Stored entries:
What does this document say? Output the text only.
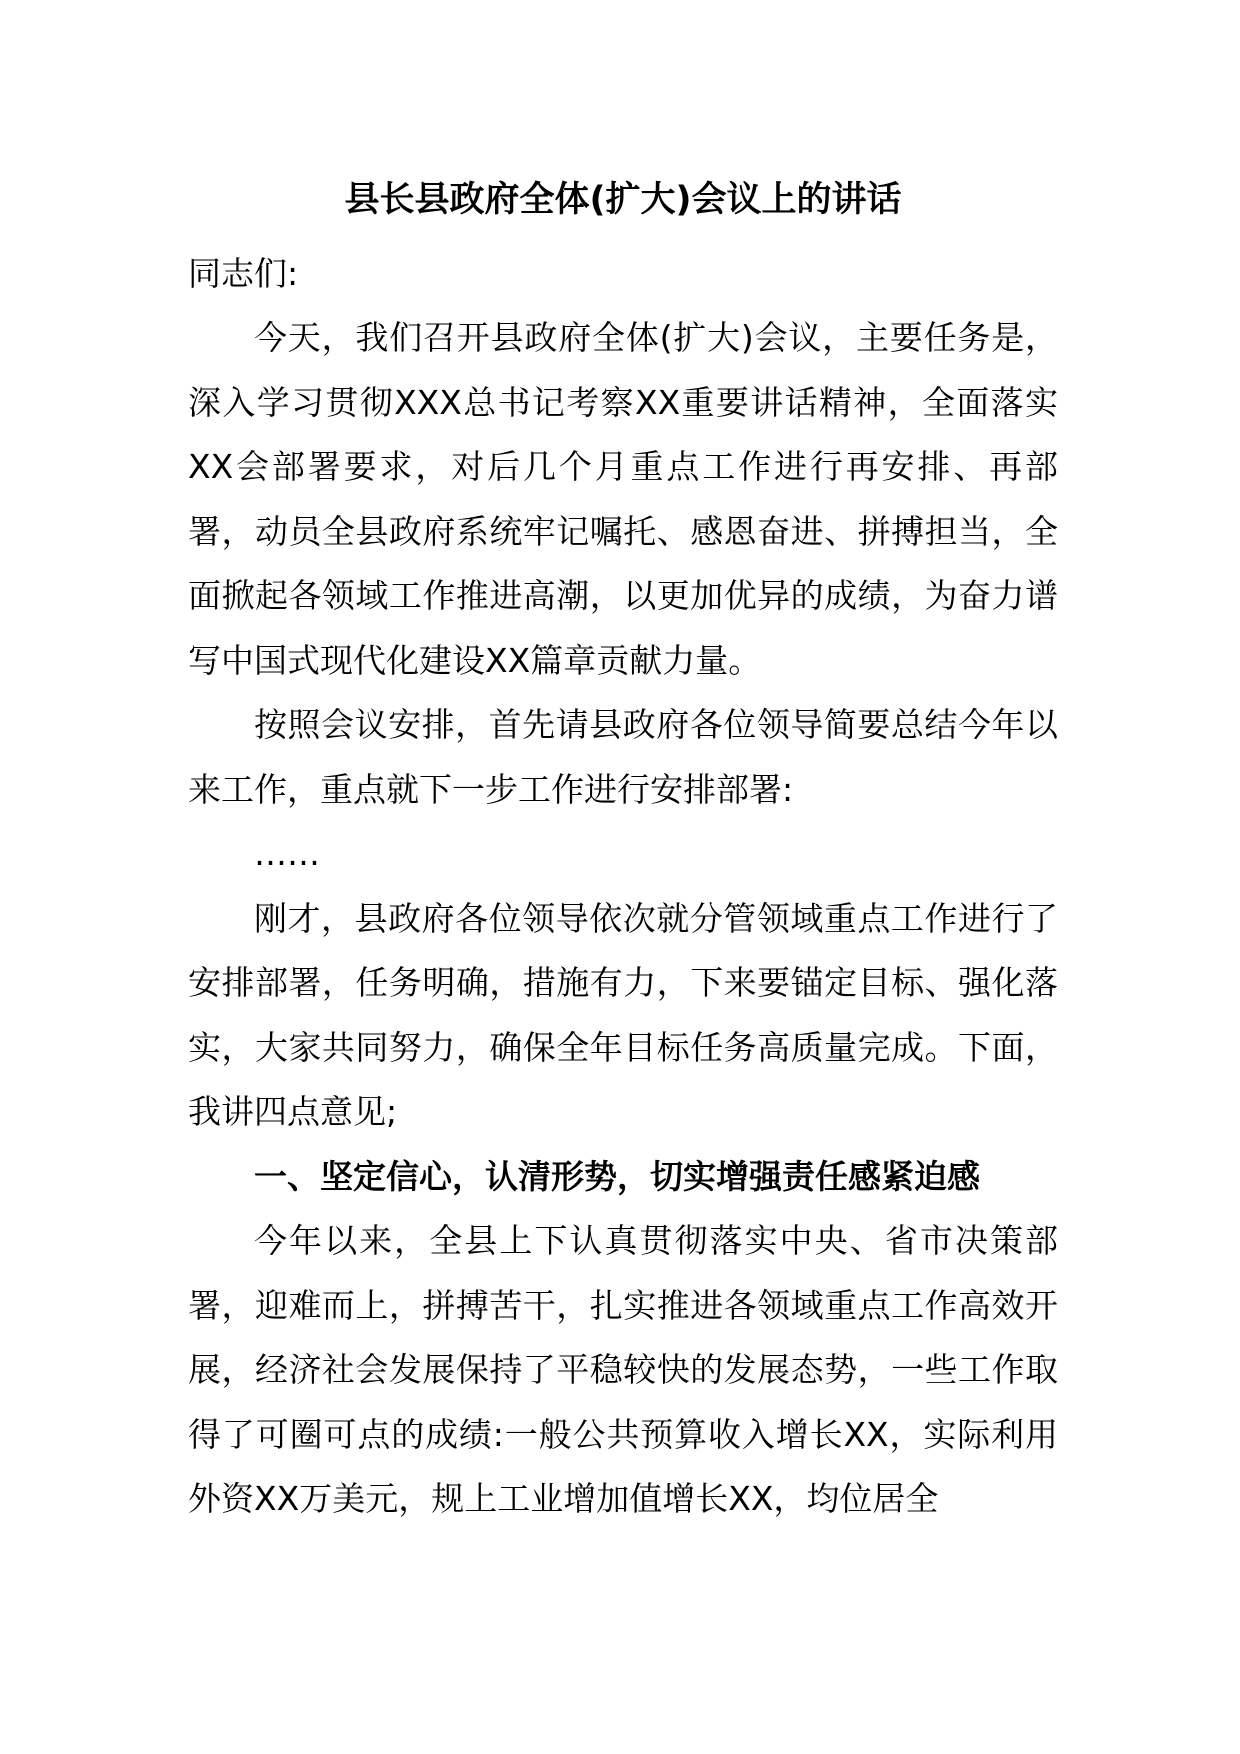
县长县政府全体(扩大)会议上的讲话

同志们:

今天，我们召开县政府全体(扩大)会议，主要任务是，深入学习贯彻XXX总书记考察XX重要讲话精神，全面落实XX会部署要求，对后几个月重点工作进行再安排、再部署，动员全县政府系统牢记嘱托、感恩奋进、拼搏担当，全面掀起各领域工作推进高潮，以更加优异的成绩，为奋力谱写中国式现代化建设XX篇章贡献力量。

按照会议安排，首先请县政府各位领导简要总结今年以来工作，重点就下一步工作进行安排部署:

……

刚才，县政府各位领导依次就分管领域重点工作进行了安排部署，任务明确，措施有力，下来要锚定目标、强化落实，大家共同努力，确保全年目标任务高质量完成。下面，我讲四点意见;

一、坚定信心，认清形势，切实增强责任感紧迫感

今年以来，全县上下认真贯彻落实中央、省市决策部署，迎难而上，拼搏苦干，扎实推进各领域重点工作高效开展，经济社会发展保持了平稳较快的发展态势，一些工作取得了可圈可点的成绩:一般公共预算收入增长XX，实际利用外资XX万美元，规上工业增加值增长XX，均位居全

---

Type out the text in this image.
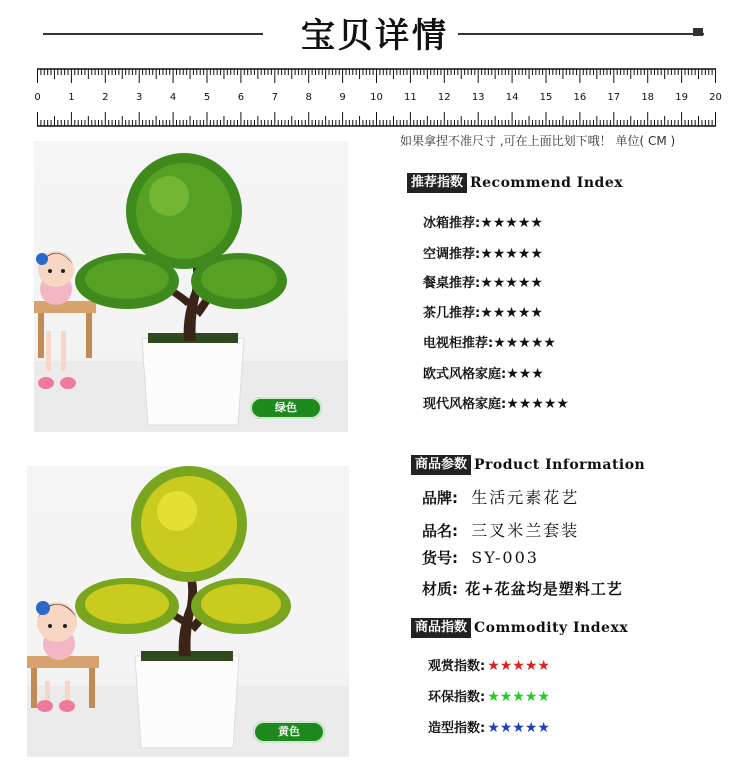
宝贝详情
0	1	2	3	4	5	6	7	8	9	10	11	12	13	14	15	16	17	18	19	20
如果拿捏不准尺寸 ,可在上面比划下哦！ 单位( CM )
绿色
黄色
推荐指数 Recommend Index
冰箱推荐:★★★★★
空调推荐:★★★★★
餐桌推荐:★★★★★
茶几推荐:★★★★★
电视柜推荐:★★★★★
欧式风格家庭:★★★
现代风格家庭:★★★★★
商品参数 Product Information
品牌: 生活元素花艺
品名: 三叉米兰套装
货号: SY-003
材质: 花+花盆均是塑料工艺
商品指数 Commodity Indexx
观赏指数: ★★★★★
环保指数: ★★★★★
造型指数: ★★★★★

## STATED EXERCISE
Check each line of the records for the string "text" and state how many lines contain it. Give only the number.

## WORKED ANSWER
2